Description of the task
Answer with one number only: the number of lines that contain "JSON".

Record set
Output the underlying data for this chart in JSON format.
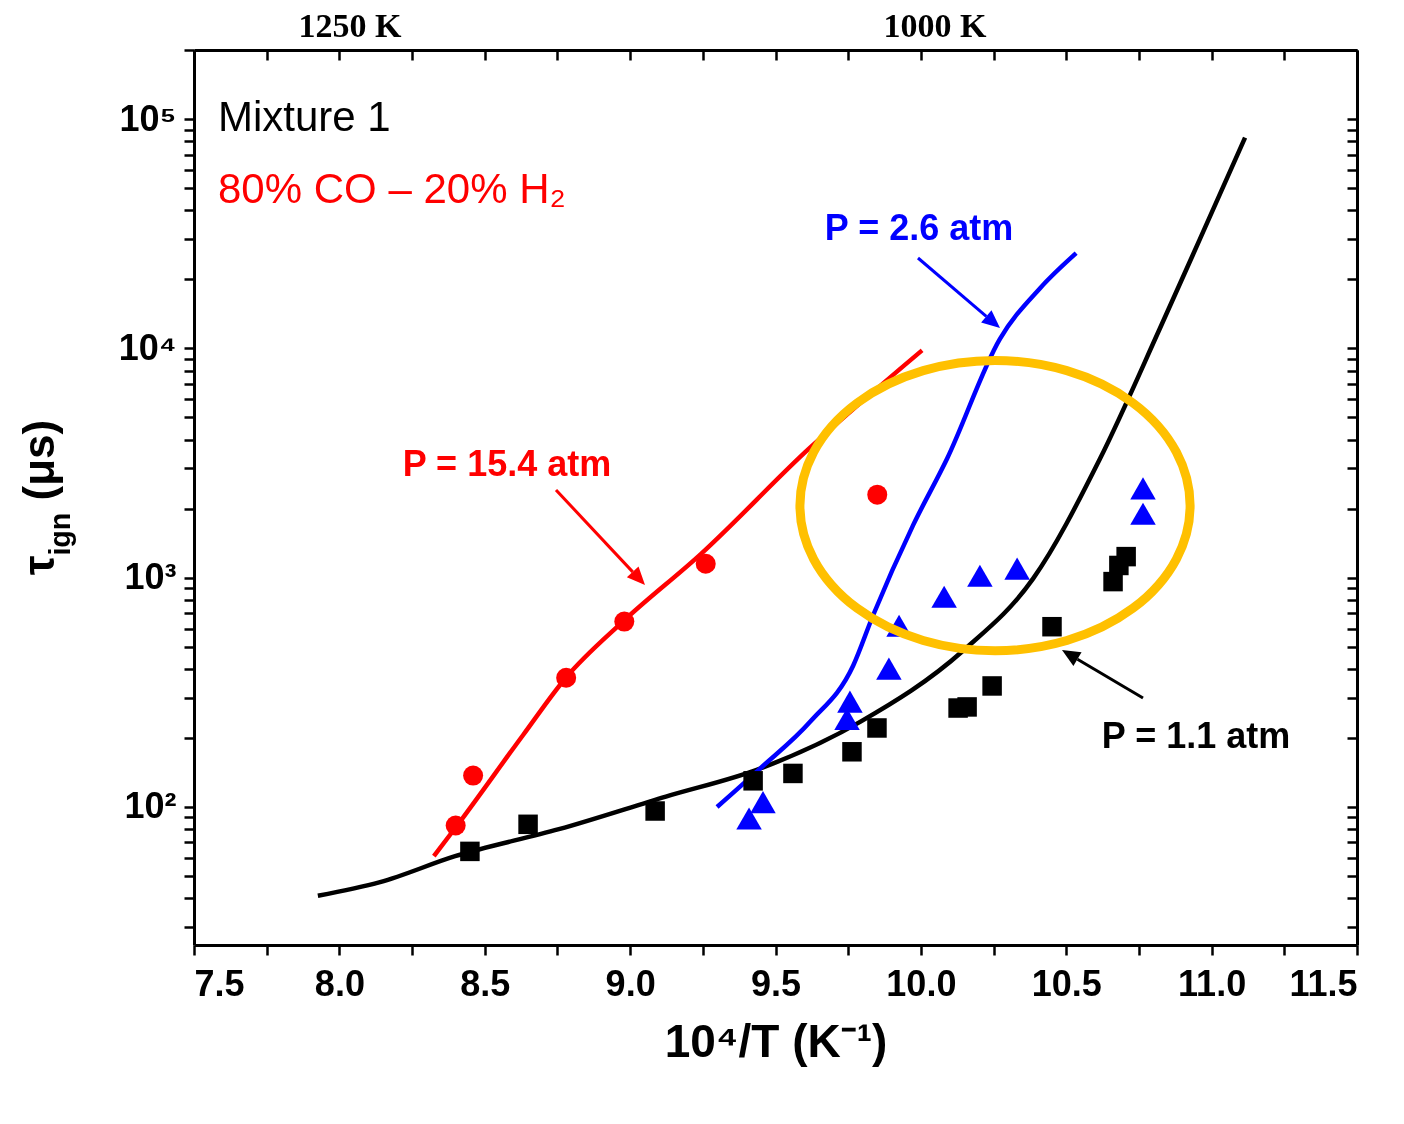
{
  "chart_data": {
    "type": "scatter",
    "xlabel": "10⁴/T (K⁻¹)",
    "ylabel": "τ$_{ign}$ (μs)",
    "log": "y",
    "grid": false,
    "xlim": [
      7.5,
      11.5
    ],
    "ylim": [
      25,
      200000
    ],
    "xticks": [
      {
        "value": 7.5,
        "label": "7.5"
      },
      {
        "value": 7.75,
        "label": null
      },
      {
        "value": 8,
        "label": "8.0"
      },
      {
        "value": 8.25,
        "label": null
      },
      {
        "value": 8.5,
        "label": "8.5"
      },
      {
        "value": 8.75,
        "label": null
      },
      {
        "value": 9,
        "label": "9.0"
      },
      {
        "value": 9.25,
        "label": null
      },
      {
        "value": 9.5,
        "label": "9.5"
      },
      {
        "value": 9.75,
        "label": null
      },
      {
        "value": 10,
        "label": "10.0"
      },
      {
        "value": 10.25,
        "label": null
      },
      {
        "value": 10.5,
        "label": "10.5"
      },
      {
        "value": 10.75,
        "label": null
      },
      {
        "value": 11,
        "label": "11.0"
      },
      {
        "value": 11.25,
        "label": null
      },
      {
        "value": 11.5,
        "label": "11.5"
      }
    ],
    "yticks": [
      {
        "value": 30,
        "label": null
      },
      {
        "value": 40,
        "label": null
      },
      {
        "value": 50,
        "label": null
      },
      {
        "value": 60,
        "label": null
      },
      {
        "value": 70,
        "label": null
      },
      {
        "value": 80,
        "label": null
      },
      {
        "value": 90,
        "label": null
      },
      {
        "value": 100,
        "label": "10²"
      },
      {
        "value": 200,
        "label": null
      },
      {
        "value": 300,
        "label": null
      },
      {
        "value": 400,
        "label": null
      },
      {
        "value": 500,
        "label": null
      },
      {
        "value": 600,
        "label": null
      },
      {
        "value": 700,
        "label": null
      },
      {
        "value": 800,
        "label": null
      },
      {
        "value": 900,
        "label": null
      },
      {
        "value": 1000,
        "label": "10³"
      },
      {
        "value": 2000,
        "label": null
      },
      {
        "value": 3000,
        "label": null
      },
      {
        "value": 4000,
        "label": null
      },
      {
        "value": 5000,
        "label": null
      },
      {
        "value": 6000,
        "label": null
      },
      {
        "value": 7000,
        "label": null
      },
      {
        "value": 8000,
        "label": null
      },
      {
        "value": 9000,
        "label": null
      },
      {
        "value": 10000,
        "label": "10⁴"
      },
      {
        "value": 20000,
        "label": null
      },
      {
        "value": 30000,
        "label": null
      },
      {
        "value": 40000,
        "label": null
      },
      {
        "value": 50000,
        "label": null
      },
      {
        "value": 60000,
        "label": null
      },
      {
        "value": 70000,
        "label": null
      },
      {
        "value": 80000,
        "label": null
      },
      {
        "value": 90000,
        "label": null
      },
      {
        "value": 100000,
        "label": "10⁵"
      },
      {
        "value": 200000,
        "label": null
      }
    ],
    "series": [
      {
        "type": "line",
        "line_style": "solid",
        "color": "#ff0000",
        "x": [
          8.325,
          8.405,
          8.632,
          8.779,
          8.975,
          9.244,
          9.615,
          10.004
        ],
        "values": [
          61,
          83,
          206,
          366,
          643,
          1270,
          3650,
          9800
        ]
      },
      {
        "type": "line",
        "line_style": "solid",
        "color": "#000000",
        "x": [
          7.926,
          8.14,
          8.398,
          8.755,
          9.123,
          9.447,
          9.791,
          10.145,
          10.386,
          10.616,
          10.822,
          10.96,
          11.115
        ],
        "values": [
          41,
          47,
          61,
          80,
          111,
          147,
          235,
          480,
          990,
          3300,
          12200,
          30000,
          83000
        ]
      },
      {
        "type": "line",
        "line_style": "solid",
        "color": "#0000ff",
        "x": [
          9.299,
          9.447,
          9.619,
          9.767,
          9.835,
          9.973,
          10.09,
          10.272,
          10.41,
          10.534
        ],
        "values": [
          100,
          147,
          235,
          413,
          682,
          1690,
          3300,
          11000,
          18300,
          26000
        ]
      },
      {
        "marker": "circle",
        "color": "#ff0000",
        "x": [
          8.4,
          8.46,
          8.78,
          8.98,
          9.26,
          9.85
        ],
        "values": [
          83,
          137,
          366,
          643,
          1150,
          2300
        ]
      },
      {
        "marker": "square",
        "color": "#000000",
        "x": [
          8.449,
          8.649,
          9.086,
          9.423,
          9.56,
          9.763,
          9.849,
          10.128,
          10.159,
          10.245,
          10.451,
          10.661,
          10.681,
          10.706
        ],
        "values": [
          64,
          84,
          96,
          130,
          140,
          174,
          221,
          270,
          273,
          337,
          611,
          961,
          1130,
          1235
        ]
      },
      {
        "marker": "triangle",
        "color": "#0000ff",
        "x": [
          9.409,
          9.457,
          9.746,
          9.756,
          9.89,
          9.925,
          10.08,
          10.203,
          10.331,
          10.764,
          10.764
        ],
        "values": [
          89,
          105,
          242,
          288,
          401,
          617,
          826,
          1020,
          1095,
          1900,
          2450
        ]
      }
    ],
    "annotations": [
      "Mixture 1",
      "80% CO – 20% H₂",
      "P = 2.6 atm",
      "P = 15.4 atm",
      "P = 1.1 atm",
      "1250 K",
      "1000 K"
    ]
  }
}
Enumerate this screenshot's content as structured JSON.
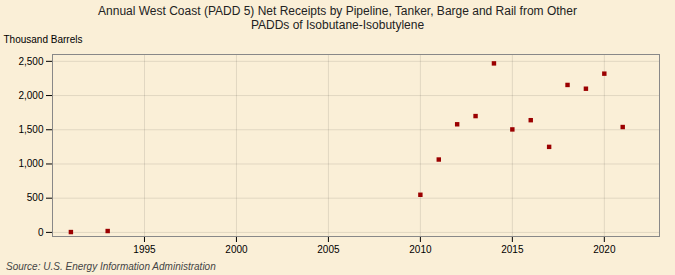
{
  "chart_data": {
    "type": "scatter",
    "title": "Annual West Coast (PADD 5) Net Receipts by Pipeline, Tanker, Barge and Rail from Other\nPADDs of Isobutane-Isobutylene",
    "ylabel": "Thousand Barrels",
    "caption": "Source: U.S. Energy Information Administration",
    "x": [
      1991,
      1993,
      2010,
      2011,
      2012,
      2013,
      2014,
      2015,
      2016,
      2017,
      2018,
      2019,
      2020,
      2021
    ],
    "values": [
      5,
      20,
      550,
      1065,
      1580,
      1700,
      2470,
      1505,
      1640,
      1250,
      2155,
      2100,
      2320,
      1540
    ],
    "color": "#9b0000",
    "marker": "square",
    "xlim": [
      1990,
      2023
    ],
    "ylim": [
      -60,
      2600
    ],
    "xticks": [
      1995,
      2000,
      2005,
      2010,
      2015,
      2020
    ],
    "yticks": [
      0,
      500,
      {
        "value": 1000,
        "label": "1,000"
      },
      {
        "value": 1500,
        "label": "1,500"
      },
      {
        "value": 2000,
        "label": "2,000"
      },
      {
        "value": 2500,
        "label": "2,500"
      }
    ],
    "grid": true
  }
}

Written response
2